[Exercise requirements] Search the material for the word "this" and report each line where it turns up.

Stored entries
# # # # # # #

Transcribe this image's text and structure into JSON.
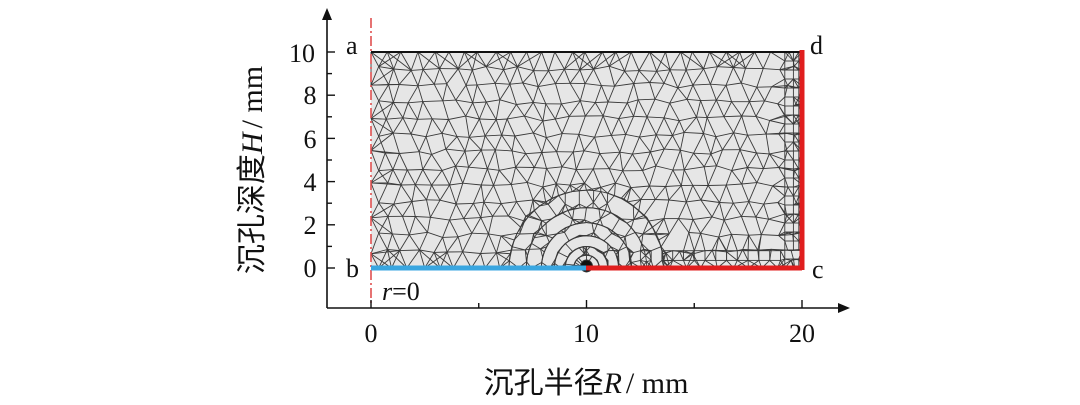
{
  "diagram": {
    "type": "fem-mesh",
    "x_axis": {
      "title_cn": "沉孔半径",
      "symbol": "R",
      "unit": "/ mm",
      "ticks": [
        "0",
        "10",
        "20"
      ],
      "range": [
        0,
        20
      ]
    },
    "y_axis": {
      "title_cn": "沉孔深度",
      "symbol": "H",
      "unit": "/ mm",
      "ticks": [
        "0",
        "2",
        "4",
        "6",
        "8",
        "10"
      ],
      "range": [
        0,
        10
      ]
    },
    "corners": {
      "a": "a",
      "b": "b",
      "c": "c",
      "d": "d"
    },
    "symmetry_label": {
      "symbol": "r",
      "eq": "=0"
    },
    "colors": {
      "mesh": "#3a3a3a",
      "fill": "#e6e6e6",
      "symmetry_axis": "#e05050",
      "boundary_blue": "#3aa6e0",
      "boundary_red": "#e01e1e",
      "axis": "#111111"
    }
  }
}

# # # # # # #

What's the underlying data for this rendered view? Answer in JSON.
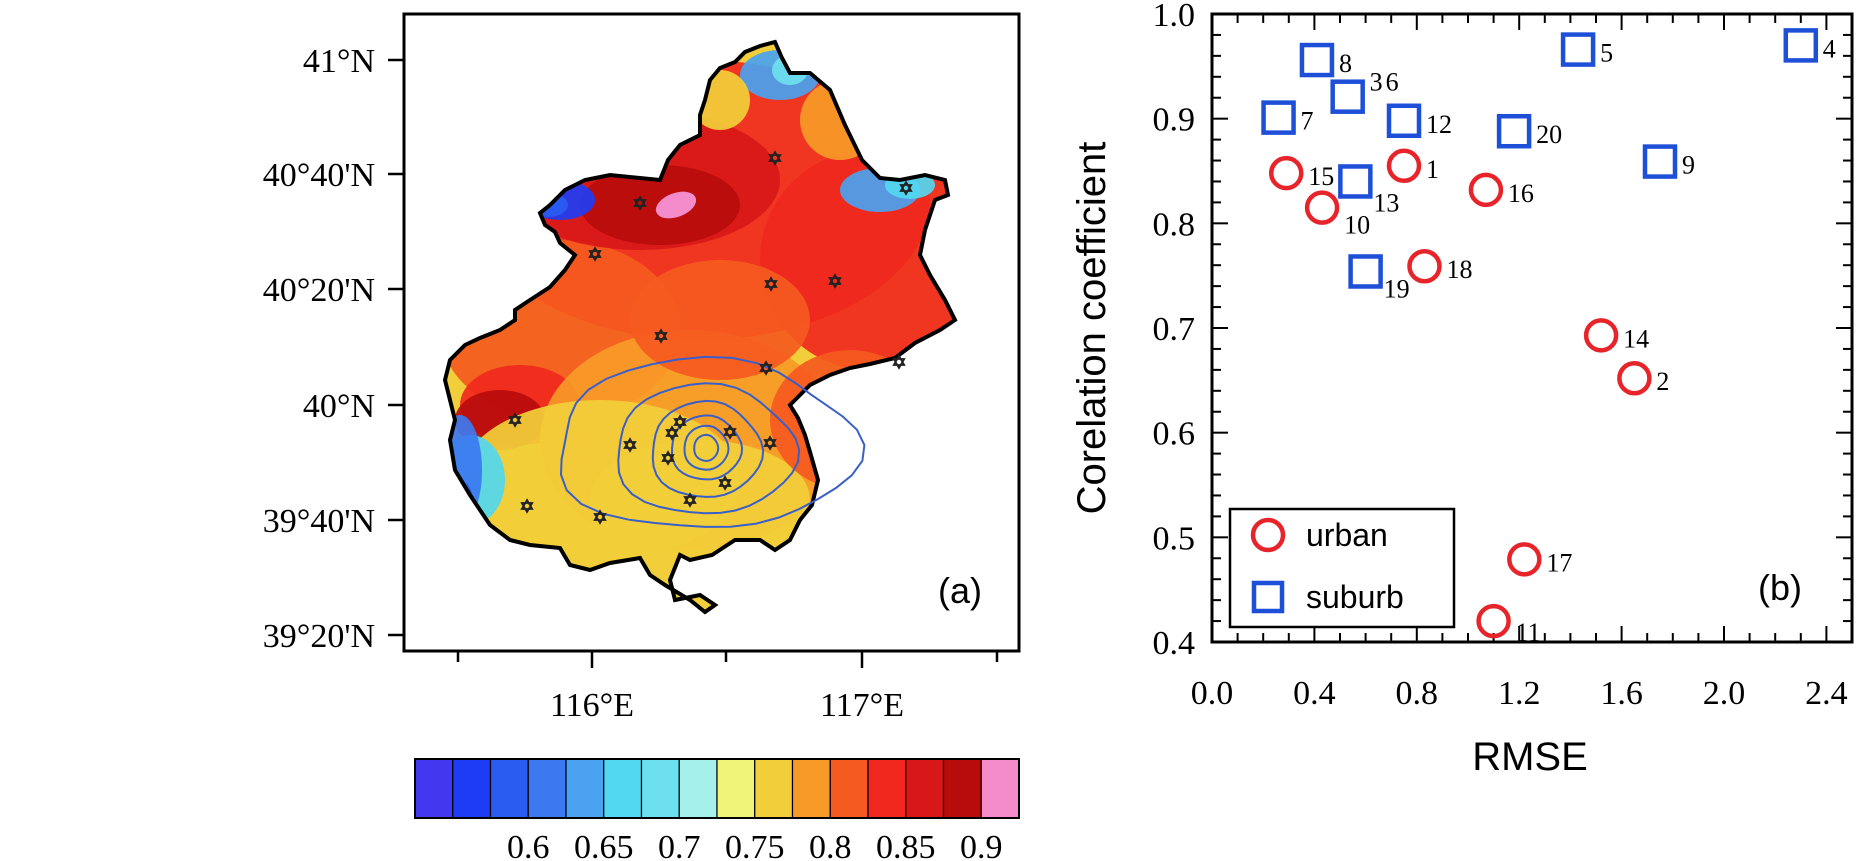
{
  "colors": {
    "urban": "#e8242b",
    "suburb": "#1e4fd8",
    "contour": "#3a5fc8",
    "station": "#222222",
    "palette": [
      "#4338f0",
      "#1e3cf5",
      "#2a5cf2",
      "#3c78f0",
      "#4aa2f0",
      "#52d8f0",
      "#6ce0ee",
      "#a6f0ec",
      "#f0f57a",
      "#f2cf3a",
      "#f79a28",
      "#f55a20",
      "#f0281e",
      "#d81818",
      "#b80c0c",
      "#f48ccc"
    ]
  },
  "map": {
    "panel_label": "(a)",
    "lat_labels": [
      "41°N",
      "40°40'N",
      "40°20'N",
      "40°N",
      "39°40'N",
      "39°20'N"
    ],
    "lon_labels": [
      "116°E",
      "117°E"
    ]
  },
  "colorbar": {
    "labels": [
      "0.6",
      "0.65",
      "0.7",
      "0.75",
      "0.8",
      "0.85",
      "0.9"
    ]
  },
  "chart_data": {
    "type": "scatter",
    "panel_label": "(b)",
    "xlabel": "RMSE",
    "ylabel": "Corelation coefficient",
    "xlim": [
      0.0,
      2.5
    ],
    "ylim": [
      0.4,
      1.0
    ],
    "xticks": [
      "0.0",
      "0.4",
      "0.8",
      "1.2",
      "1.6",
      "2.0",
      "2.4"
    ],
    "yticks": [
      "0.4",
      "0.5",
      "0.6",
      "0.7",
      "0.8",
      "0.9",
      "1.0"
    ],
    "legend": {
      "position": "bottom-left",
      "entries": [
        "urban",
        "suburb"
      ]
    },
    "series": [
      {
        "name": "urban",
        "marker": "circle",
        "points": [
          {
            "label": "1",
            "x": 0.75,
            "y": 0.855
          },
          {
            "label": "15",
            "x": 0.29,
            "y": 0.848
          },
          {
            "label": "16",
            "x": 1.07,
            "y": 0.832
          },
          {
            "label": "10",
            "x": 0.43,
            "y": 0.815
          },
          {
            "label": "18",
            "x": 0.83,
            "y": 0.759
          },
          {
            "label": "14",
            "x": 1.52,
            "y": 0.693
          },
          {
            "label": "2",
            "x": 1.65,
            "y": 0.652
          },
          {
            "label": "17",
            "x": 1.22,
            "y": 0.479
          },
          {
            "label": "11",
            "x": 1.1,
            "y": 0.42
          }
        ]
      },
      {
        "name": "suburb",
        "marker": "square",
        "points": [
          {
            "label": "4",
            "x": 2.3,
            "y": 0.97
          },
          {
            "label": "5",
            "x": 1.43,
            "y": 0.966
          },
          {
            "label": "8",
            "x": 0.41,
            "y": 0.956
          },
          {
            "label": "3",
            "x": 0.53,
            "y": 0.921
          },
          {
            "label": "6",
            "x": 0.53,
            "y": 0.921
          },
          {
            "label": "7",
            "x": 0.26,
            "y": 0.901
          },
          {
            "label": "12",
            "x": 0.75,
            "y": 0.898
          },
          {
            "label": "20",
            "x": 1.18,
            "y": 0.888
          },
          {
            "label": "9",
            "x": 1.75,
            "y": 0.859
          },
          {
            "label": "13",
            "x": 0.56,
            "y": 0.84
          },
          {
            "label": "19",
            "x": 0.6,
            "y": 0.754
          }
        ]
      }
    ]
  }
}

# # # # # # #

[Solution]
Transcribe this image's text and structure into JSON.
What's the underlying data for this rendered view? Answer in JSON.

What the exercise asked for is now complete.